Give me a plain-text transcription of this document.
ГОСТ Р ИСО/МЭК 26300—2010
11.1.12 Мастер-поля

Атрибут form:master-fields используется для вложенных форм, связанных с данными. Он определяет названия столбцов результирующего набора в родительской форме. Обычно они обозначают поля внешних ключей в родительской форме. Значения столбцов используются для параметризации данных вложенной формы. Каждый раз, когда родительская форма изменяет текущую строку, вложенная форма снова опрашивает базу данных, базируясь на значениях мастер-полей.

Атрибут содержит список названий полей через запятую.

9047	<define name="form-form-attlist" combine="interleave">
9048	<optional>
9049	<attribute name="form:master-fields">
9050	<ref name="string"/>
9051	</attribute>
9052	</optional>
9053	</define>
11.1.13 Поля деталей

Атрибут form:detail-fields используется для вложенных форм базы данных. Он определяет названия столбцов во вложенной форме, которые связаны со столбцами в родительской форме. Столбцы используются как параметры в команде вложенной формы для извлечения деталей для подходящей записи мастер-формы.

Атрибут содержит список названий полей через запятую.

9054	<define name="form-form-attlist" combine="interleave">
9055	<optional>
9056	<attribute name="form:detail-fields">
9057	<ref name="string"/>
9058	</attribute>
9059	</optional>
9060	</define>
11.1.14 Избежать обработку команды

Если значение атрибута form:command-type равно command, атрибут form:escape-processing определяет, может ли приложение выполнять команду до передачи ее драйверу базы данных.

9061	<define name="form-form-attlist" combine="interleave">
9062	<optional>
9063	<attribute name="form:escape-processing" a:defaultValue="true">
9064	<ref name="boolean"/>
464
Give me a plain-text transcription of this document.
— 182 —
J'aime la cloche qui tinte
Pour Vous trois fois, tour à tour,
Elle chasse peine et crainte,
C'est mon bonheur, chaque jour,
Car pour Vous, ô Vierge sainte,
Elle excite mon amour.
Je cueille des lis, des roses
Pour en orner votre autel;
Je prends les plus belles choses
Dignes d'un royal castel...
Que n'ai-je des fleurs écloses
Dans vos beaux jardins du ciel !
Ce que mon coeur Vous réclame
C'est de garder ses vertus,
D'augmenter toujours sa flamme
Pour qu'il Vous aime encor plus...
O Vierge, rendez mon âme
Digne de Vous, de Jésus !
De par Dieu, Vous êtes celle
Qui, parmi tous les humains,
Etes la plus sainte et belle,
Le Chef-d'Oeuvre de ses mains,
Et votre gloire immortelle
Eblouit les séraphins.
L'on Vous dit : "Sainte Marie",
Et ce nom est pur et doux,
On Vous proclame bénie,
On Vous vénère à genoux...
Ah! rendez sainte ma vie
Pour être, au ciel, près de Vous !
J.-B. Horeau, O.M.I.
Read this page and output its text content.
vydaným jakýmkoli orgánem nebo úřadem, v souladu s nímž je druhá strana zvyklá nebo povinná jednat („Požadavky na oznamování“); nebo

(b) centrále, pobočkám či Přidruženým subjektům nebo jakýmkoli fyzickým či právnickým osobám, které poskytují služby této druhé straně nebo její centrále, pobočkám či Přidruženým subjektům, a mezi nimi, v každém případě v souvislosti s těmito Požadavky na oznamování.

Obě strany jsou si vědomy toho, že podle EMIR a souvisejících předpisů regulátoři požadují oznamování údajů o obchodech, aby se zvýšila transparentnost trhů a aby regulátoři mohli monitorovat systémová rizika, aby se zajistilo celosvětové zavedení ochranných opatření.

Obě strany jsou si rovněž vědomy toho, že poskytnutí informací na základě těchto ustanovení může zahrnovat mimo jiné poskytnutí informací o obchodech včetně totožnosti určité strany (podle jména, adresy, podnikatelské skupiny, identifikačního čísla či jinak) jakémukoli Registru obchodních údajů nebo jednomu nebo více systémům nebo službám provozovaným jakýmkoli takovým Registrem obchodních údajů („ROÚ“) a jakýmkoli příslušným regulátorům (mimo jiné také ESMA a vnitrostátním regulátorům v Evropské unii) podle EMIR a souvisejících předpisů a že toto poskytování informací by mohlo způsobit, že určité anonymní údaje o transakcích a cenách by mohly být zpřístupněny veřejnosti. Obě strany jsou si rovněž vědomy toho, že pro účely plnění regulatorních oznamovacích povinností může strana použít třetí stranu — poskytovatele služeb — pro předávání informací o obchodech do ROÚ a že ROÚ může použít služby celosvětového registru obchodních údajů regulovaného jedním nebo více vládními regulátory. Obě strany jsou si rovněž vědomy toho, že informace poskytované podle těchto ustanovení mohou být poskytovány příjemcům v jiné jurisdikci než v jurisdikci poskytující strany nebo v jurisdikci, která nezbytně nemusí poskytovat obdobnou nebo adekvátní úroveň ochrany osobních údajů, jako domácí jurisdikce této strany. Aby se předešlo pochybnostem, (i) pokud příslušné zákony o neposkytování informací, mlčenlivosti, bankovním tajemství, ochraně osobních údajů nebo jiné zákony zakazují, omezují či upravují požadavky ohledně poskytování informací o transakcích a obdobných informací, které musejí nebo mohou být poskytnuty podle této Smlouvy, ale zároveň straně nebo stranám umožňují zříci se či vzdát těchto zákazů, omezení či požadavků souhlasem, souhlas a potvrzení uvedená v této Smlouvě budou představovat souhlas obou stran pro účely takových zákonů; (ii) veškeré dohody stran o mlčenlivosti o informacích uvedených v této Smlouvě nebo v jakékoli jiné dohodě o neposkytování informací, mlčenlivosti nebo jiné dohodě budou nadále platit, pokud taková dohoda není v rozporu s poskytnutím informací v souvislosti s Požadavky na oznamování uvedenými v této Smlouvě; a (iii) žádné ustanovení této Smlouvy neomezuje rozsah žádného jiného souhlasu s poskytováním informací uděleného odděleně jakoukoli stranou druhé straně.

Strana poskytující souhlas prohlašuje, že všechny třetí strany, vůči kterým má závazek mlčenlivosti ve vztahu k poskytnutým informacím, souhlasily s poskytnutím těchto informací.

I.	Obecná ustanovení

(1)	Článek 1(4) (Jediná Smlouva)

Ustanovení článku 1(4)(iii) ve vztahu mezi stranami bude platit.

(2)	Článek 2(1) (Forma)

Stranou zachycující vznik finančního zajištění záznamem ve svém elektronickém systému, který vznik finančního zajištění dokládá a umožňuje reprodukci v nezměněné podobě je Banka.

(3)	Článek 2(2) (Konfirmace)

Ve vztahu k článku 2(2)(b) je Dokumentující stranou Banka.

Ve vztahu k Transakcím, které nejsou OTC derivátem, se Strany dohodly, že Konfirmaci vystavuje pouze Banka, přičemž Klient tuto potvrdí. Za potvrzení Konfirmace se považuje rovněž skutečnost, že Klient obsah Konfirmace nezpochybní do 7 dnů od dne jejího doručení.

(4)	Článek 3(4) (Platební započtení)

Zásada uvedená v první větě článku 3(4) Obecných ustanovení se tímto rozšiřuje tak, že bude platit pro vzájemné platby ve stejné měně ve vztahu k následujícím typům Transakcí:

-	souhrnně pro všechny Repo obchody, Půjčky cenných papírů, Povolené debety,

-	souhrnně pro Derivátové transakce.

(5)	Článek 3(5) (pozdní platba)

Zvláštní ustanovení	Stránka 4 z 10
★ ★ ★ ★
◆ What the task requires:
Each line of the material above needs to be quoted exactly, please.

◆ Solution for this exercise:
Give me a plain-text transcription of this document.
ГОСТ Р ИСО/МЭК 26300—2010
11.1.12 Мастер-поля

Атрибут form:master-fields используется для вложенных форм, связанных с данными. Он определяет названия столбцов результирующего набора в родительской форме. Обычно они обозначают поля внешних ключей в родительской форме. Значения столбцов используются для параметризации данных вложенной формы. Каждый раз, когда родительская форма изменяет текущую строку, вложенная форма снова опрашивает базу данных, базируясь на значениях мастер-полей.

Атрибут содержит список названий полей через запятую.

9047	<define name="form-form-attlist" combine="interleave">
9048	<optional>
9049	<attribute name="form:master-fields">
9050	<ref name="string"/>
9051	</attribute>
9052	</optional>
9053	</define>
11.1.13 Поля деталей

Атрибут form:detail-fields используется для вложенных форм базы данных. Он определяет названия столбцов во вложенной форме, которые связаны со столбцами в родительской форме. Столбцы используются как параметры в команде вложенной формы для извлечения деталей для подходящей записи мастер-формы.

Атрибут содержит список названий полей через запятую.

9054	<define name="form-form-attlist" combine="interleave">
9055	<optional>
9056	<attribute name="form:detail-fields">
9057	<ref name="string"/>
9058	</attribute>
9059	</optional>
9060	</define>
11.1.14 Избежать обработку команды

Если значение атрибута form:command-type равно command, атрибут form:escape-processing определяет, может ли приложение выполнять команду до передачи ее драйверу базы данных.

9061	<define name="form-form-attlist" combine="interleave">
9062	<optional>
9063	<attribute name="form:escape-processing" a:defaultValue="true">
9064	<ref name="boolean"/>
464
Give me a plain-text transcription of this document.
— 182 —
J'aime la cloche qui tinte
Pour Vous trois fois, tour à tour,
Elle chasse peine et crainte,
C'est mon bonheur, chaque jour,
Car pour Vous, ô Vierge sainte,
Elle excite mon amour.
Je cueille des lis, des roses
Pour en orner votre autel;
Je prends les plus belles choses
Dignes d'un royal castel...
Que n'ai-je des fleurs écloses
Dans vos beaux jardins du ciel !
Ce que mon coeur Vous réclame
C'est de garder ses vertus,
D'augmenter toujours sa flamme
Pour qu'il Vous aime encor plus...
O Vierge, rendez mon âme
Digne de Vous, de Jésus !
De par Dieu, Vous êtes celle
Qui, parmi tous les humains,
Etes la plus sainte et belle,
Le Chef-d'Oeuvre de ses mains,
Et votre gloire immortelle
Eblouit les séraphins.
L'on Vous dit : "Sainte Marie",
Et ce nom est pur et doux,
On Vous proclame bénie,
On Vous vénère à genoux...
Ah! rendez sainte ma vie
Pour être, au ciel, près de Vous !
J.-B. Horeau, O.M.I.
Read this page and output its text content.
vydaným jakýmkoli orgánem nebo úřadem, v souladu s nímž je druhá strana zvyklá nebo povinná jednat („Požadavky na oznamování“); nebo

(b) centrále, pobočkám či Přidruženým subjektům nebo jakýmkoli fyzickým či právnickým osobám, které poskytují služby této druhé straně nebo její centrále, pobočkám či Přidruženým subjektům, a mezi nimi, v každém případě v souvislosti s těmito Požadavky na oznamování.

Obě strany jsou si vědomy toho, že podle EMIR a souvisejících předpisů regulátoři požadují oznamování údajů o obchodech, aby se zvýšila transparentnost trhů a aby regulátoři mohli monitorovat systémová rizika, aby se zajistilo celosvětové zavedení ochranných opatření.

Obě strany jsou si rovněž vědomy toho, že poskytnutí informací na základě těchto ustanovení může zahrnovat mimo jiné poskytnutí informací o obchodech včetně totožnosti určité strany (podle jména, adresy, podnikatelské skupiny, identifikačního čísla či jinak) jakémukoli Registru obchodních údajů nebo jednomu nebo více systémům nebo službám provozovaným jakýmkoli takovým Registrem obchodních údajů („ROÚ“) a jakýmkoli příslušným regulátorům (mimo jiné také ESMA a vnitrostátním regulátorům v Evropské unii) podle EMIR a souvisejících předpisů a že toto poskytování informací by mohlo způsobit, že určité anonymní údaje o transakcích a cenách by mohly být zpřístupněny veřejnosti. Obě strany jsou si rovněž vědomy toho, že pro účely plnění regulatorních oznamovacích povinností může strana použít třetí stranu — poskytovatele služeb — pro předávání informací o obchodech do ROÚ a že ROÚ může použít služby celosvětového registru obchodních údajů regulovaného jedním nebo více vládními regulátory. Obě strany jsou si rovněž vědomy toho, že informace poskytované podle těchto ustanovení mohou být poskytovány příjemcům v jiné jurisdikci než v jurisdikci poskytující strany nebo v jurisdikci, která nezbytně nemusí poskytovat obdobnou nebo adekvátní úroveň ochrany osobních údajů, jako domácí jurisdikce této strany. Aby se předešlo pochybnostem, (i) pokud příslušné zákony o neposkytování informací, mlčenlivosti, bankovním tajemství, ochraně osobních údajů nebo jiné zákony zakazují, omezují či upravují požadavky ohledně poskytování informací o transakcích a obdobných informací, které musejí nebo mohou být poskytnuty podle této Smlouvy, ale zároveň straně nebo stranám umožňují zříci se či vzdát těchto zákazů, omezení či požadavků souhlasem, souhlas a potvrzení uvedená v této Smlouvě budou představovat souhlas obou stran pro účely takových zákonů; (ii) veškeré dohody stran o mlčenlivosti o informacích uvedených v této Smlouvě nebo v jakékoli jiné dohodě o neposkytování informací, mlčenlivosti nebo jiné dohodě budou nadále platit, pokud taková dohoda není v rozporu s poskytnutím informací v souvislosti s Požadavky na oznamování uvedenými v této Smlouvě; a (iii) žádné ustanovení této Smlouvy neomezuje rozsah žádného jiného souhlasu s poskytováním informací uděleného odděleně jakoukoli stranou druhé straně.

Strana poskytující souhlas prohlašuje, že všechny třetí strany, vůči kterým má závazek mlčenlivosti ve vztahu k poskytnutým informacím, souhlasily s poskytnutím těchto informací.

I.	Obecná ustanovení

(1)	Článek 1(4) (Jediná Smlouva)

Ustanovení článku 1(4)(iii) ve vztahu mezi stranami bude platit.

(2)	Článek 2(1) (Forma)

Stranou zachycující vznik finančního zajištění záznamem ve svém elektronickém systému, který vznik finančního zajištění dokládá a umožňuje reprodukci v nezměněné podobě je Banka.

(3)	Článek 2(2) (Konfirmace)

Ve vztahu k článku 2(2)(b) je Dokumentující stranou Banka.

Ve vztahu k Transakcím, které nejsou OTC derivátem, se Strany dohodly, že Konfirmaci vystavuje pouze Banka, přičemž Klient tuto potvrdí. Za potvrzení Konfirmace se považuje rovněž skutečnost, že Klient obsah Konfirmace nezpochybní do 7 dnů od dne jejího doručení.

(4)	Článek 3(4) (Platební započtení)

Zásada uvedená v první větě článku 3(4) Obecných ustanovení se tímto rozšiřuje tak, že bude platit pro vzájemné platby ve stejné měně ve vztahu k následujícím typům Transakcí:

-	souhrnně pro všechny Repo obchody, Půjčky cenných papírů, Povolené debety,

-	souhrnně pro Derivátové transakce.

(5)	Článek 3(5) (pozdní platba)

Zvláštní ustanovení	Stránka 4 z 10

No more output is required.